In my previous post, I had assumed that Sir Robert de Benhale had obtained the manor of Benhall, Suffolk previously held by Sir Guy de Ferre following his lawsuit in 1353 against Robert de Ufford, Earl of Suffolk. I was following Mr. Buckler's statement that Sir Robert de Benhale had owned the manor of Benhall, Suffolk, previous to the gift of this manor by Michael de la Pole in 1405-6 to the master and chaplains of a chantry in the church of Wingfield, Suffolk.

Copinger, Manors of Suffolk 5 (1909): 100-102, 106 includes histories of the two adjacent manors, Benhall, Suffolk and Benhall St. Robert, Suffolk. This material may be found at the following weblink:

http://babel.hathitrust.org/cgi/pt?id=njp.32101079831887;view=1up;seq=116

Copinger makes it clear that Sir Robert de Benhale held only the manor of Benhall St. Robert, Suffolk (not Benhall Sir Robert). This is the manor which was granted in 1292 to an earlier Robert de Benhale, king's clerk. Copinger further states that Benhall St. Robert, Suffolk is the manor which was granted by Michael de la Pole to the master and chaplains of a chantry in the church of Wingfield, Suffolk.

It is apparent now that Sir Robert de Benhale never had the manor of Benhall, Suffolk which was held earlier by Sir Guy de Ferre. Thus Bothwell, Edward III and the English Peerage (2004): 119 is correct that the lawsuit by Sir Robert de Benhale and his wife, Eve, in 1353 for the Ferre manor was unsuccessful.

One last thing. Copinger gives the following arms for the Benhale family:

"Arg, a cross flory Gu. over it a bend Az. frimbriated Or, charged with a fillet."

* **Excerpted data**:

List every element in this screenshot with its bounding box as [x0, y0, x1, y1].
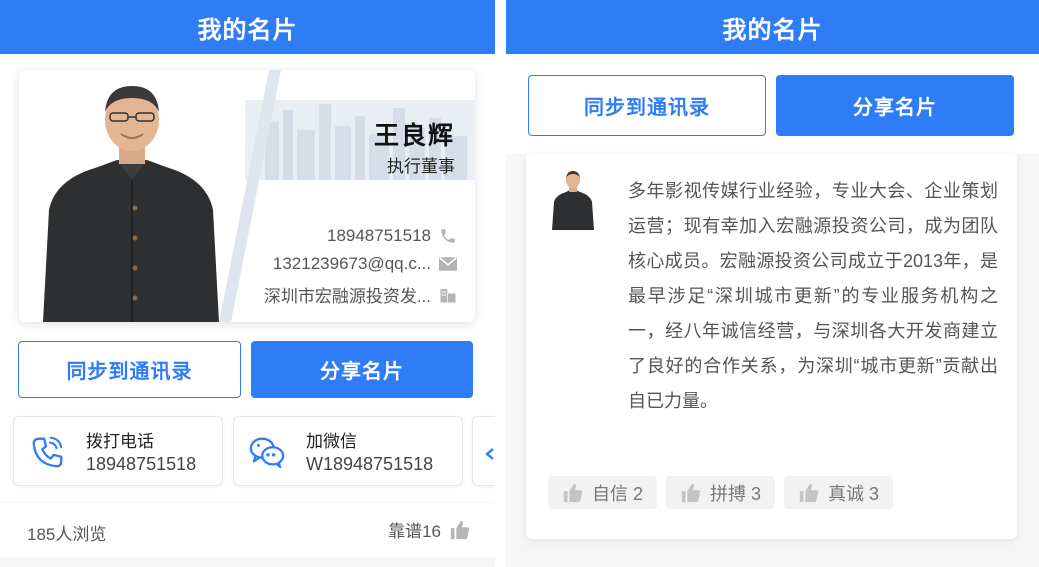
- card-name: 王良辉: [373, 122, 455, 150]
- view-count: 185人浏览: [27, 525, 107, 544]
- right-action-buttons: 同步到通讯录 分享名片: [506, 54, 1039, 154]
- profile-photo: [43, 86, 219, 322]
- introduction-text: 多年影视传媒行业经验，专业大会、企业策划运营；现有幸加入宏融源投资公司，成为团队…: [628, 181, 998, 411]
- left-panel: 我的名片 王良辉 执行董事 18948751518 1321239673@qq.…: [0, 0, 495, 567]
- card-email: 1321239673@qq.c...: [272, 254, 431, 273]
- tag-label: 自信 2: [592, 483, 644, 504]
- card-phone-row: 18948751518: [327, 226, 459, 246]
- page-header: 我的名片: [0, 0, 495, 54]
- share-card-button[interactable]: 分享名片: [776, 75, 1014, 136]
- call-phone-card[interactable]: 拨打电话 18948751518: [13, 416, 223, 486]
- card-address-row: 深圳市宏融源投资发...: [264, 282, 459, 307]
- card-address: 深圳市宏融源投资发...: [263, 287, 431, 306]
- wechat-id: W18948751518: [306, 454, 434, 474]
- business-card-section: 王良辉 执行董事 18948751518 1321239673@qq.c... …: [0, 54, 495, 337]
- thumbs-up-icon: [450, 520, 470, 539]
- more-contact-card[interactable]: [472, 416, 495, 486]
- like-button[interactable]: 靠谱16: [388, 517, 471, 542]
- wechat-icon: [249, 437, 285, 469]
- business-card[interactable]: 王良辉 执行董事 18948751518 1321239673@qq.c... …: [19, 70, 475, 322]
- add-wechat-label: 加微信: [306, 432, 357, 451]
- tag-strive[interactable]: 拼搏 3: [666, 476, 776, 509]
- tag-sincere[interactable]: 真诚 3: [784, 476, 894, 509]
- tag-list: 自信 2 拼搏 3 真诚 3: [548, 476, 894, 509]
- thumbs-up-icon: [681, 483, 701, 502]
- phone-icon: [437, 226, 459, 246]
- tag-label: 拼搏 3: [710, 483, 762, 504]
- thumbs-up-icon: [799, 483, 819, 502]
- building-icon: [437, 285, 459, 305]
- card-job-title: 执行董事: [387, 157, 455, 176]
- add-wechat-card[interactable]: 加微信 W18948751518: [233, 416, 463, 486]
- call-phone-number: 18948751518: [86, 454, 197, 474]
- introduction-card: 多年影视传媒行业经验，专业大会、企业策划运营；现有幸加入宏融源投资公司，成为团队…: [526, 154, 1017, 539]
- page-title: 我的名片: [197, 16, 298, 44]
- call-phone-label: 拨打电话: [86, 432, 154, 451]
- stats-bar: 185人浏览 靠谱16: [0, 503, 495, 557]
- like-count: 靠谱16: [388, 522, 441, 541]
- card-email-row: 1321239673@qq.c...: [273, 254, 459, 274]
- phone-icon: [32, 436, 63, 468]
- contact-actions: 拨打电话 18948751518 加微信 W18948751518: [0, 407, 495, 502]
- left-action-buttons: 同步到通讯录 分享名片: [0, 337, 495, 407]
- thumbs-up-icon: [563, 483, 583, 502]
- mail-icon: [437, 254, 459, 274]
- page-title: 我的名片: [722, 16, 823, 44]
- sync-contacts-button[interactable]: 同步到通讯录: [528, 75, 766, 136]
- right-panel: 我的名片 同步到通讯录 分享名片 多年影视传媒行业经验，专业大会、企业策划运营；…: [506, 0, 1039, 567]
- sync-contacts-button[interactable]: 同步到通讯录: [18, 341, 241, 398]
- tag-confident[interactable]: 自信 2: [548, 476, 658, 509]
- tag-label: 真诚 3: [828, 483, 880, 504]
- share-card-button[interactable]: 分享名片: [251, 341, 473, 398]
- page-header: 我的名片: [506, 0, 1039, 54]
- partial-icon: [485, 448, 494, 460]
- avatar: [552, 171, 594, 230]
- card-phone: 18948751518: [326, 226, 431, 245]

* **Exercise prompt**:
Retype the passage above on Sir Robert de Benhale and the Benhall manors in full, word for word, including the weblink and the quoted arms.

* **Exercise answer**:
In my previous post, I had assumed that Sir Robert de Benhale had obtained the manor of Benhall, Suffolk previously held by Sir Guy de Ferre following his lawsuit in 1353 against Robert de Ufford, Earl of Suffolk. I was following Mr. Buckler's statement that Sir Robert de Benhale had owned the manor of Benhall, Suffolk, previous to the gift of this manor by Michael de la Pole in 1405-6 to the master and chaplains of a chantry in the church of Wingfield, Suffolk.

Copinger, Manors of Suffolk 5 (1909): 100-102, 106 includes histories of the two adjacent manors, Benhall, Suffolk and Benhall St. Robert, Suffolk. This material may be found at the following weblink:

http://babel.hathitrust.org/cgi/pt?id=njp.32101079831887;view=1up;seq=116

Copinger makes it clear that Sir Robert de Benhale held only the manor of Benhall St. Robert, Suffolk (not Benhall Sir Robert). This is the manor which was granted in 1292 to an earlier Robert de Benhale, king's clerk. Copinger further states that Benhall St. Robert, Suffolk is the manor which was granted by Michael de la Pole to the master and chaplains of a chantry in the church of Wingfield, Suffolk.

It is apparent now that Sir Robert de Benhale never had the manor of Benhall, Suffolk which was held earlier by Sir Guy de Ferre. Thus Bothwell, Edward III and the English Peerage (2004): 119 is correct that the lawsuit by Sir Robert de Benhale and his wife, Eve, in 1353 for the Ferre manor was unsuccessful.

One last thing. Copinger gives the following arms for the Benhale family:

"Arg, a cross flory Gu. over it a bend Az. frimbriated Or, charged with a fillet."